## START
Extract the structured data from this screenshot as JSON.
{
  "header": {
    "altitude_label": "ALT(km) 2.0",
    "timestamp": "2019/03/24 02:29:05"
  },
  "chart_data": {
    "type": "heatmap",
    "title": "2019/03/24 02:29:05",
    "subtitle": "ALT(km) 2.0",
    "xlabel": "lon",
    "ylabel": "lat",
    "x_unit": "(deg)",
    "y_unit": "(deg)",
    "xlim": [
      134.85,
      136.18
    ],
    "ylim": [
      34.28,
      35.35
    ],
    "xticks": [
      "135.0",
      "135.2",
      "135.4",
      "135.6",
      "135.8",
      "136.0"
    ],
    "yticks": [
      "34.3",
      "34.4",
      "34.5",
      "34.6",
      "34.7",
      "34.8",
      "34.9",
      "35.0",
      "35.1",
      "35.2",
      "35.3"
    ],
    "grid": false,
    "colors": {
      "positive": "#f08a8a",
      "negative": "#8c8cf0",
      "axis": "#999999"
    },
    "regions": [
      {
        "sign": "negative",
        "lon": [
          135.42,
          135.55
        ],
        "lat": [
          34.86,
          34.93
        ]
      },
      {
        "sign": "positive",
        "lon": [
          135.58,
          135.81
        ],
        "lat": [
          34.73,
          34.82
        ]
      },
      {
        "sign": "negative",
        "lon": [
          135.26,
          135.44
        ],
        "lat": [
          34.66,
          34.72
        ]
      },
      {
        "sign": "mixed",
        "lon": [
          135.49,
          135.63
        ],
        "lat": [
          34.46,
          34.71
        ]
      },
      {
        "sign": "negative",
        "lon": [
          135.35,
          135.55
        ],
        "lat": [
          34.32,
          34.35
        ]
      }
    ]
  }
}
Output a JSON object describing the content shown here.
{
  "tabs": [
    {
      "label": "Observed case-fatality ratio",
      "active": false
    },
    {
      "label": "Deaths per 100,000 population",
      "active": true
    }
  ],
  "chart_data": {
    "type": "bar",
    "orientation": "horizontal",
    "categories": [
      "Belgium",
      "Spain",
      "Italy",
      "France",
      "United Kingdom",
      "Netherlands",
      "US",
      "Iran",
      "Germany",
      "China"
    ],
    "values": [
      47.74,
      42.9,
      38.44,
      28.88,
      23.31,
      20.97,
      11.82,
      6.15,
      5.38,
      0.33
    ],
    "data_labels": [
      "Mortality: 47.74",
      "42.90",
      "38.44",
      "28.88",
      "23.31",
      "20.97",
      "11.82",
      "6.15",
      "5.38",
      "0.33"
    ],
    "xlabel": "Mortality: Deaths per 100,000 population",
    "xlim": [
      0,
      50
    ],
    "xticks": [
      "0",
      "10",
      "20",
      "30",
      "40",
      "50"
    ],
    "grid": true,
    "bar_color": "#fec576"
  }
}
## END
INSTRUCTIONS FOR THE TASK: Gather, from the listing above, every line carrying the word "Deaths".

PROBLEM SOLUTION:
      "label": "Deaths per 100,000 population",
    "xlabel": "Mortality: Deaths per 100,000 population",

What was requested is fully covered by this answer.